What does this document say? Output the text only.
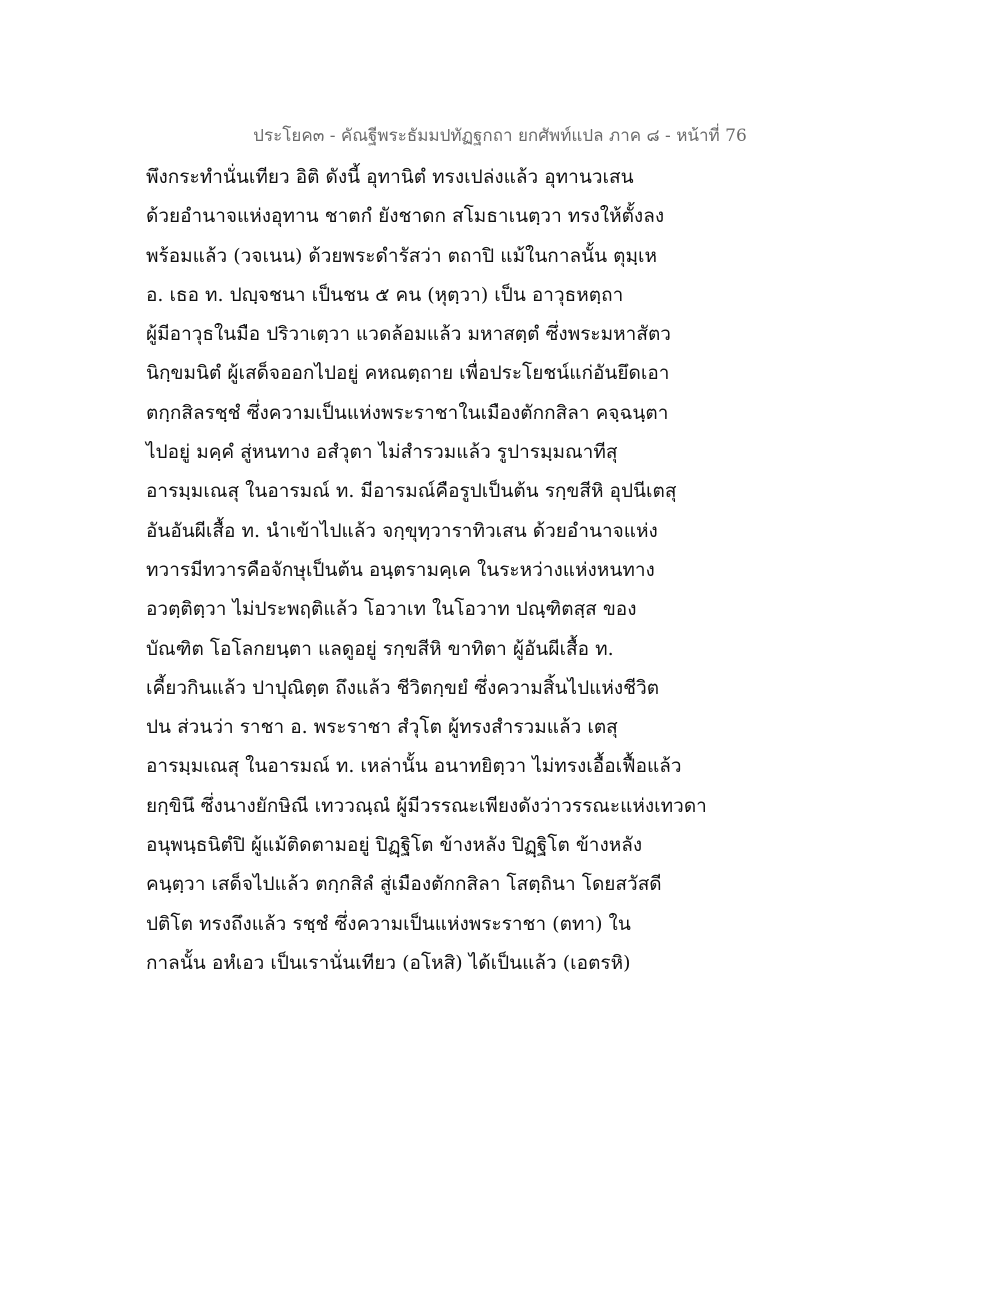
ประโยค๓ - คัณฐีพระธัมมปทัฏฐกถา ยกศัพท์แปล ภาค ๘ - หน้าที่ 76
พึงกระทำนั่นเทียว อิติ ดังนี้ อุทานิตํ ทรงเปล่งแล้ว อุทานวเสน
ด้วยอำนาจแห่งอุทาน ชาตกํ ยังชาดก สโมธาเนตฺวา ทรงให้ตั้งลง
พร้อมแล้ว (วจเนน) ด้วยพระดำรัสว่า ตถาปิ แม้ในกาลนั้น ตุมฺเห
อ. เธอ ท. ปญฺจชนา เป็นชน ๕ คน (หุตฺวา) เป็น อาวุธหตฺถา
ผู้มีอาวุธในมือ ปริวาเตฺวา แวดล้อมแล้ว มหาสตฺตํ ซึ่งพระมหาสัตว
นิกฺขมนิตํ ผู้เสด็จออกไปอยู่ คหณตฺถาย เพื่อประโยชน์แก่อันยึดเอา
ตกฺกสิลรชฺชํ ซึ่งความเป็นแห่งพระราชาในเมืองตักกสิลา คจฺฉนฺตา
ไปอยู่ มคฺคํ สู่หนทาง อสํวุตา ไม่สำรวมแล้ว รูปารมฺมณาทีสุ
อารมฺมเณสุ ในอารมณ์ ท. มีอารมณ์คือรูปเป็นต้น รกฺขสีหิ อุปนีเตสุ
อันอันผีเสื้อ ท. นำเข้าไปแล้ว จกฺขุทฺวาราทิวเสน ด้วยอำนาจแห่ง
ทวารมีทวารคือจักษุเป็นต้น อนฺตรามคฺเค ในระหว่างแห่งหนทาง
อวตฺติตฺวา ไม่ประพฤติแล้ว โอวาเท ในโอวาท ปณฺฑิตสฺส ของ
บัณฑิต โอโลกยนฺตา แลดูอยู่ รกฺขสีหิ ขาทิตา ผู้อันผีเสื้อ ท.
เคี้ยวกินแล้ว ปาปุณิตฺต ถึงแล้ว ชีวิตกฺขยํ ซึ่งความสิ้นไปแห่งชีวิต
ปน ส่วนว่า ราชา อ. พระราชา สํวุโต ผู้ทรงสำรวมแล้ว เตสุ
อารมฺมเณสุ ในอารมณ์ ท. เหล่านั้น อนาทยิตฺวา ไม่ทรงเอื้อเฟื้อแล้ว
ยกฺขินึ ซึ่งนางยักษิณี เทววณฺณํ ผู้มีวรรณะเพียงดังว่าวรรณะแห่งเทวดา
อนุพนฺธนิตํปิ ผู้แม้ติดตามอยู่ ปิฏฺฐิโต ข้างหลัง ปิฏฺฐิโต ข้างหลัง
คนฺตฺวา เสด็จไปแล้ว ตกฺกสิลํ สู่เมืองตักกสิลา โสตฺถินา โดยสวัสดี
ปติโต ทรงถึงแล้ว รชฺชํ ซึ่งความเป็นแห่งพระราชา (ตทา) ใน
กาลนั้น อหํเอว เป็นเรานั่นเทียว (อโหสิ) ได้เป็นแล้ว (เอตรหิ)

....

- **Written problem**:
Find all lines where the word "ในอารมณ" appears. Copy them.

- **Exercise answer**:
อารมฺมเณสุ ในอารมณ์ ท. มีอารมณ์คือรูปเป็นต้น รกฺขสีหิ อุปนีเตสุ
อารมฺมเณสุ ในอารมณ์ ท. เหล่านั้น อนาทยิตฺวา ไม่ทรงเอื้อเฟื้อแล้ว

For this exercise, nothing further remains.